**Task requirements:**
According to the profiling change notes below, what caused commands run with --heatmap to take about 60 seconds to start in Docker containers?

Added parallelism metric to both console and TUI displays showing CPU Time ÷ Elapsed ratio
Improved TUI visualizations (bar chart and sparkline modes) to display average time per call instead of total CPU time for better user comprehension
Enhanced TUI legend with live performance metrics (Parallelism, Elapsed time, CPU Time) displayed at the top
Split TUI legend into three lines for improved readability
Updated comprehensive documentation in website/docs/troubleshoot/profiling.mdx with explanations of all new metrics and display formats

why

Docker performance context

This PR improved the heatmap performance on Docker, fixed critical performance issues with the --heatmap flag in Docker environments.

The Docker Problem:

Commands with --heatmap took ~60 seconds to start in Docker containers (vs instantly on macOS)
Root cause: runtime.Stack() was called on every tracked function to get goroutine IDs
In Docker, this syscall is significantly slower than on native macOS
With thousands of tracked function calls during stack processing, overhead accumulated to ~1 minute

The Solution:

Introduced "simple tracking mode" using a single global call stack instead of per-goroutine tracking
Avoids expensive runtime.Stack() calls for single-goroutine execution (most Atmos commands)
Result: ~19x faster (119µs vs 3ms for 1000 calls)

TUI improvements

Problem 1: Confusing Column Name
The "Total" column name was ambiguous - users couldn't tell if it meant wall-clock time or CPU time. This caused confusion when trying to interpret performance data.

Problem 2: Missing Parallelism Context
Users had no way to understand the relationship between CPU time and elapsed time. When CPU time exceeded elapsed time (e.g., 5 minutes of CPU time in 22 seconds), it looked wrong but was actually correct for parallel execution.

Problem 3: TUI Display Showed Confusing Values
The bar chart displayed large total times (e.g., "2m47s") for functions called hundreds of thousands of times, making it appear slow when the average time per call was actually fast (e.g., 0.37ms). This was mathematically correct but user-unfriendly.

**Data provided:**
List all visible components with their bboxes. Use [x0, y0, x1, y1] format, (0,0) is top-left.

**Answer to the problem:**
runtime.Stack() was called on every tracked function to get goroutine IDs.